Task brief - The required answer is every line of the data containing the word "membrane".

Data extracted from a collection -
● ● ● ● ● ● ●

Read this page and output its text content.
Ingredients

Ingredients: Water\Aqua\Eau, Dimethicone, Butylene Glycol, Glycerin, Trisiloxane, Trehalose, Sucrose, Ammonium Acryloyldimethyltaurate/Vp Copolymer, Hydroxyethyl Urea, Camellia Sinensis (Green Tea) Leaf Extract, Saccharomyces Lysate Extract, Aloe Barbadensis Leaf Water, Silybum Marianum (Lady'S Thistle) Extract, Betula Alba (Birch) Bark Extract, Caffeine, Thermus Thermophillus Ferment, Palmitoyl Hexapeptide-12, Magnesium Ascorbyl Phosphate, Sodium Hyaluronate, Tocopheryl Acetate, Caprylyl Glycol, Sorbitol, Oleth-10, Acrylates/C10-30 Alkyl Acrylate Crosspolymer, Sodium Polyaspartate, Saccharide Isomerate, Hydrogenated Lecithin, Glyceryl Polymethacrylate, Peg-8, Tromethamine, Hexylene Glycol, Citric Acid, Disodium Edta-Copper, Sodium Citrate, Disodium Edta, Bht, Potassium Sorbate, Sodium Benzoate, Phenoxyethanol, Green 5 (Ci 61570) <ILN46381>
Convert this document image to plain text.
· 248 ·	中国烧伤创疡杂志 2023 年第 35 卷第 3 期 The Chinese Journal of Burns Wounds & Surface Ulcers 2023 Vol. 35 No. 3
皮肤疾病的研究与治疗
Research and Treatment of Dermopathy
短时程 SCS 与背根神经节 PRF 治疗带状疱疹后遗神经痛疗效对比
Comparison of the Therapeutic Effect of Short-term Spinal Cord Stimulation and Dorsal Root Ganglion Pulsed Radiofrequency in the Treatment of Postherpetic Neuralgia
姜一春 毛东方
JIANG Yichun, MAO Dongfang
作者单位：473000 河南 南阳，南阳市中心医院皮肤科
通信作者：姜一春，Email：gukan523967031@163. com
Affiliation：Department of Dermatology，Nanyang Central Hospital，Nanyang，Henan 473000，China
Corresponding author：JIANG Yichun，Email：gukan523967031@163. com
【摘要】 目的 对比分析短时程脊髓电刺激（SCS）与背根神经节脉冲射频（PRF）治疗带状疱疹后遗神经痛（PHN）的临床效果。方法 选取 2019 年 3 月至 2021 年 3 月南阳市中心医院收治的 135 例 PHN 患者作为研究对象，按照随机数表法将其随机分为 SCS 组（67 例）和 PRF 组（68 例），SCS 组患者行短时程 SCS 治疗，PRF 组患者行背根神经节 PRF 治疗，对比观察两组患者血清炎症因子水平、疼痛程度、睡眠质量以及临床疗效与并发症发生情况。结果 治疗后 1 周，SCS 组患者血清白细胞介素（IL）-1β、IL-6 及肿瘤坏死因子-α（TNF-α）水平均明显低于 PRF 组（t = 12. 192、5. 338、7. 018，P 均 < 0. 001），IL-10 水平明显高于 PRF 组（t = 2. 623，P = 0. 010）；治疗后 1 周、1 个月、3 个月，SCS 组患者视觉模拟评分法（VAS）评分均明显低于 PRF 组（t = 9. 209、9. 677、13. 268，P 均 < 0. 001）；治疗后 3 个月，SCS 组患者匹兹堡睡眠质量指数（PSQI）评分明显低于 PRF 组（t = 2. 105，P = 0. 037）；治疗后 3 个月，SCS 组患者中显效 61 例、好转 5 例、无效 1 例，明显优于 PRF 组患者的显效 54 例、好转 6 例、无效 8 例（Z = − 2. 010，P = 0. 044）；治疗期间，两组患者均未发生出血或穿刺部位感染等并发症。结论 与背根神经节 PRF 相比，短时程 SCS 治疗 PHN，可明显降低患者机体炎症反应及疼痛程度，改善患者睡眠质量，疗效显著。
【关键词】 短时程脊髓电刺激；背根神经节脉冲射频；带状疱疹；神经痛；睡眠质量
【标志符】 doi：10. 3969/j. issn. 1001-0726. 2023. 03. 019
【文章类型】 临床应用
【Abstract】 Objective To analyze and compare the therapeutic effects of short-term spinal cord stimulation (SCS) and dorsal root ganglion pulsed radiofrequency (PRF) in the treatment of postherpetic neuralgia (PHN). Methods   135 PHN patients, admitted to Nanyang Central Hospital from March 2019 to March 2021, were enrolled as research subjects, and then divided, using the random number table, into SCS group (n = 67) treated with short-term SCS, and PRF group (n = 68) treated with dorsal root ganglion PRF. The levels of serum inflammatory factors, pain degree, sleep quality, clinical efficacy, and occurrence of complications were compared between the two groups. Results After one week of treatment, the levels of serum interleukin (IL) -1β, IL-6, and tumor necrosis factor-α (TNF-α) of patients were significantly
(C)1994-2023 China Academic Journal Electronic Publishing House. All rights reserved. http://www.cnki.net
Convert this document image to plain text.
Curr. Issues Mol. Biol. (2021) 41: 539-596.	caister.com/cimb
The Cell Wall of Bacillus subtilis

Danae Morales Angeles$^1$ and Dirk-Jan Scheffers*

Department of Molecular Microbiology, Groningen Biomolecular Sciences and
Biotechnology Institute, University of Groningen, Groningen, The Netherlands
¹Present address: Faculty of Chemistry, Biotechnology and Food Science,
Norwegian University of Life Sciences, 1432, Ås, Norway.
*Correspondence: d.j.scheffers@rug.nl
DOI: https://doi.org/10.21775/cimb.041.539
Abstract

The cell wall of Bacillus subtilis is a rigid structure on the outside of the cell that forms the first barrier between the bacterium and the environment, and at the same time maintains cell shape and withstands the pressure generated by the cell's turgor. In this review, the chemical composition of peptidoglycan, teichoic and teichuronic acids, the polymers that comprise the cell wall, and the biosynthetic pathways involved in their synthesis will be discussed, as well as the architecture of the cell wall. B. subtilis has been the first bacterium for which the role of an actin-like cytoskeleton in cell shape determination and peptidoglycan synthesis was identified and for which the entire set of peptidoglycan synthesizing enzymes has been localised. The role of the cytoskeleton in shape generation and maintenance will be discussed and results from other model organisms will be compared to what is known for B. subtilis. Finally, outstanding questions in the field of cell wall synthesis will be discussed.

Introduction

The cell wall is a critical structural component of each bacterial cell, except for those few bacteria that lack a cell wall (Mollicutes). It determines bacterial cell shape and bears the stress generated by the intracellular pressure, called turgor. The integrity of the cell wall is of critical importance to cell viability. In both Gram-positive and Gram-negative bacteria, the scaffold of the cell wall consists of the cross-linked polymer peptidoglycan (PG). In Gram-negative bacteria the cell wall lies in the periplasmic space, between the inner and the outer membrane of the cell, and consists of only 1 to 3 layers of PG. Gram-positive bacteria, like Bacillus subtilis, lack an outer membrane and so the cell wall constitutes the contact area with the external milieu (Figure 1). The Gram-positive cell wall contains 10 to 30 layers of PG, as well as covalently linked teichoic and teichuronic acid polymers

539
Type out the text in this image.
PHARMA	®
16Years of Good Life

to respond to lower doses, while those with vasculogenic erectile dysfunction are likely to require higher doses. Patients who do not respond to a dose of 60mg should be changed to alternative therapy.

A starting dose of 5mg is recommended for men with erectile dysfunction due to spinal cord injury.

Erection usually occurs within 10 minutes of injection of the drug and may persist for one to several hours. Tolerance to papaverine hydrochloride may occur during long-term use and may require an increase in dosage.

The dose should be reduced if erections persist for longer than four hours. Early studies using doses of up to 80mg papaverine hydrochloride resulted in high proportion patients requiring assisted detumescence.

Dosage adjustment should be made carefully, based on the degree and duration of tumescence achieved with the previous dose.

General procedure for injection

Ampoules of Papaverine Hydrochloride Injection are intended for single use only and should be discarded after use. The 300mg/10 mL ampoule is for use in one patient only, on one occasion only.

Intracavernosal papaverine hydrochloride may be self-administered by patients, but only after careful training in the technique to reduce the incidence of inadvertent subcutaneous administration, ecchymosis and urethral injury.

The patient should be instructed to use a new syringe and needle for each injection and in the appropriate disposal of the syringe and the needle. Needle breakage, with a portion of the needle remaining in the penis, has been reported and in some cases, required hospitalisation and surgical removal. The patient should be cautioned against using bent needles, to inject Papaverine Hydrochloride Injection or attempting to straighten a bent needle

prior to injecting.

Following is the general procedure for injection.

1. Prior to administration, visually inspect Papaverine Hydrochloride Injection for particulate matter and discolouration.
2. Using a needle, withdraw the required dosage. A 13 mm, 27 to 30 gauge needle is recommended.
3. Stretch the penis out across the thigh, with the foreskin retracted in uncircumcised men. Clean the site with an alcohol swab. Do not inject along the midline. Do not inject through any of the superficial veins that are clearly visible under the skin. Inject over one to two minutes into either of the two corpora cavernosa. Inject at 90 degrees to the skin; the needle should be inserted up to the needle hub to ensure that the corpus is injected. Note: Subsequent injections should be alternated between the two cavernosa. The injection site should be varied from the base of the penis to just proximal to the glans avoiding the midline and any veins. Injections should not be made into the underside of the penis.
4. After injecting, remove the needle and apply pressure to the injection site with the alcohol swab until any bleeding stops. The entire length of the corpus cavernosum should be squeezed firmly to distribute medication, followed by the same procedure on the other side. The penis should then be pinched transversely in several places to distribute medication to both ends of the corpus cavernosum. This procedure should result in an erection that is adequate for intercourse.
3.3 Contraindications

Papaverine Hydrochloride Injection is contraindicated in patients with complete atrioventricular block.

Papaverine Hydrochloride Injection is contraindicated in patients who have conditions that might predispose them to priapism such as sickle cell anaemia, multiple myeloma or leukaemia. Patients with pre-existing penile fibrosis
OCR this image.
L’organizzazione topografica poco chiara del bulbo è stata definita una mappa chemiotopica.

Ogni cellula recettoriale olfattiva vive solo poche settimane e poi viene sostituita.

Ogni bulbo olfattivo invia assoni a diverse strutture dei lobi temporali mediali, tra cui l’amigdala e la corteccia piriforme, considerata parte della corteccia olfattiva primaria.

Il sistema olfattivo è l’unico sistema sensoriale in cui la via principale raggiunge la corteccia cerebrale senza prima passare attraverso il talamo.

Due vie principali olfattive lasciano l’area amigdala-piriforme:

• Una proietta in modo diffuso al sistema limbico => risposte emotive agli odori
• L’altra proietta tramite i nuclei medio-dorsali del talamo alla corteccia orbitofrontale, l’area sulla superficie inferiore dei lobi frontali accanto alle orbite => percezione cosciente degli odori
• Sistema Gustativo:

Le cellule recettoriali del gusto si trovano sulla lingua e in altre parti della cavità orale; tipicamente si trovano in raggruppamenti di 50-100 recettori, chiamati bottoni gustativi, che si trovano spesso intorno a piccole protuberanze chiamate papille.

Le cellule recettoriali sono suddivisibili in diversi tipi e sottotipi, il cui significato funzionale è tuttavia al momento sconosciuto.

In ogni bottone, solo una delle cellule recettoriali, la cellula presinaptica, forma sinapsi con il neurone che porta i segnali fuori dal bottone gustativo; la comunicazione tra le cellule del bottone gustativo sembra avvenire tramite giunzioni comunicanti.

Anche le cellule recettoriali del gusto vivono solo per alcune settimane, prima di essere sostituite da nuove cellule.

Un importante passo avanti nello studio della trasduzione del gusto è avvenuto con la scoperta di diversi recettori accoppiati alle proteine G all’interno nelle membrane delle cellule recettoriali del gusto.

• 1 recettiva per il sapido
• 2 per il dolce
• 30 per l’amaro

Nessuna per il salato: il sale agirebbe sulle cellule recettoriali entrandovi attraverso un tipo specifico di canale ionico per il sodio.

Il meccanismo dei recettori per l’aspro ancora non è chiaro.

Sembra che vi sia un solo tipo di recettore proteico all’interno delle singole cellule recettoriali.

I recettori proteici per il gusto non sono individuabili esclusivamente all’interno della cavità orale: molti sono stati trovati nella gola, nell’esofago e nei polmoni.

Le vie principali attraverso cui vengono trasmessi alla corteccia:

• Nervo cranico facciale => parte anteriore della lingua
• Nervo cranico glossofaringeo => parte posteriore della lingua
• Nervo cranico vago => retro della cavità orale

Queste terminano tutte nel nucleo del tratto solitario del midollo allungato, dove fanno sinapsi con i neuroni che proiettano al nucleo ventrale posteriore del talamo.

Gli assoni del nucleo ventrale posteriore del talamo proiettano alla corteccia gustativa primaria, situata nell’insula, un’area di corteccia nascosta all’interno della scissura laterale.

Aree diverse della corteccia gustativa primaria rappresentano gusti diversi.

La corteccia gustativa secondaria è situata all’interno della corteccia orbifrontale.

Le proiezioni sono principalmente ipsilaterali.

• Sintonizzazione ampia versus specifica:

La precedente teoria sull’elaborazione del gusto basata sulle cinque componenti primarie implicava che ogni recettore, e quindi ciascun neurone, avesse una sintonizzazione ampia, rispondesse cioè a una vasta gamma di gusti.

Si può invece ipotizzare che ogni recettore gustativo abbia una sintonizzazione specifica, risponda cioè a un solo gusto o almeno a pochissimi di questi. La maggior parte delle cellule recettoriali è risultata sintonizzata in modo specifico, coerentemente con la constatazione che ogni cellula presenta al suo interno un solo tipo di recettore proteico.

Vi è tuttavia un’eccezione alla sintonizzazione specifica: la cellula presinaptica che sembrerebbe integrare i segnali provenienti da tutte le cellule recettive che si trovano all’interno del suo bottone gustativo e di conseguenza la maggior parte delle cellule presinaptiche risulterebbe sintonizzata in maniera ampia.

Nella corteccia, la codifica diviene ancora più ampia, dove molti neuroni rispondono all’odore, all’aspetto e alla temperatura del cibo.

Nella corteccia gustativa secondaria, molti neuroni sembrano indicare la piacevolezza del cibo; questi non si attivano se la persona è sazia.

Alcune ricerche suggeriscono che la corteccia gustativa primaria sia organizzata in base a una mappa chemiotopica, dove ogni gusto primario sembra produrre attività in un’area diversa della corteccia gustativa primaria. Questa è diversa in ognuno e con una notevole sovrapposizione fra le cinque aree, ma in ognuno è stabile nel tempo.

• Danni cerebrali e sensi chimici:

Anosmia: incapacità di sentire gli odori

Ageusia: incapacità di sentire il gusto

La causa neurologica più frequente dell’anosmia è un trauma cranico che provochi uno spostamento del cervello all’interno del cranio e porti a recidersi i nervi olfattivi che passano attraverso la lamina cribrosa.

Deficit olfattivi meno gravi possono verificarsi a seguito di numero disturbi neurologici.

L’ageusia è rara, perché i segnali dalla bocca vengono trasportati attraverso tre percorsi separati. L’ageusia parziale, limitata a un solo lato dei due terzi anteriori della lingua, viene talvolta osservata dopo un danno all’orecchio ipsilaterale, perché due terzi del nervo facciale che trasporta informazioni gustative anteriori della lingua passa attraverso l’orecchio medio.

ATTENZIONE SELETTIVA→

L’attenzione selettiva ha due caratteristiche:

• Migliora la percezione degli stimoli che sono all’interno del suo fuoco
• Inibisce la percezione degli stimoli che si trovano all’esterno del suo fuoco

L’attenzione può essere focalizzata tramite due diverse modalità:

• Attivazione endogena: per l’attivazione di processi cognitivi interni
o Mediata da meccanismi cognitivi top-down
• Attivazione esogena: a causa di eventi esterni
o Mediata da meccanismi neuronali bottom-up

● ● ● ● ● ● ●

Solution for this exercise -
The cell wall is a critical structural component of each bacterial cell, except for those few bacteria that lack a cell wall (Mollicutes). It determines bacterial cell shape and bears the stress generated by the intracellular pressure, called turgor. The integrity of the cell wall is of critical importance to cell viability. In both Gram-positive and Gram-negative bacteria, the scaffold of the cell wall consists of the cross-linked polymer peptidoglycan (PG). In Gram-negative bacteria the cell wall lies in the periplasmic space, between the inner and the outer membrane of the cell, and consists of only 1 to 3 layers of PG. Gram-positive bacteria, like Bacillus subtilis, lack an outer membrane and so the cell wall constitutes the contact area with the external milieu (Figure 1). The Gram-positive cell wall contains 10 to 30 layers of PG, as well as covalently linked teichoic and teichuronic acid polymers
Un importante passo avanti nello studio della trasduzione del gusto è avvenuto con la scoperta di diversi recettori accoppiati alle proteine G all’interno nelle membrane delle cellule recettoriali del gusto.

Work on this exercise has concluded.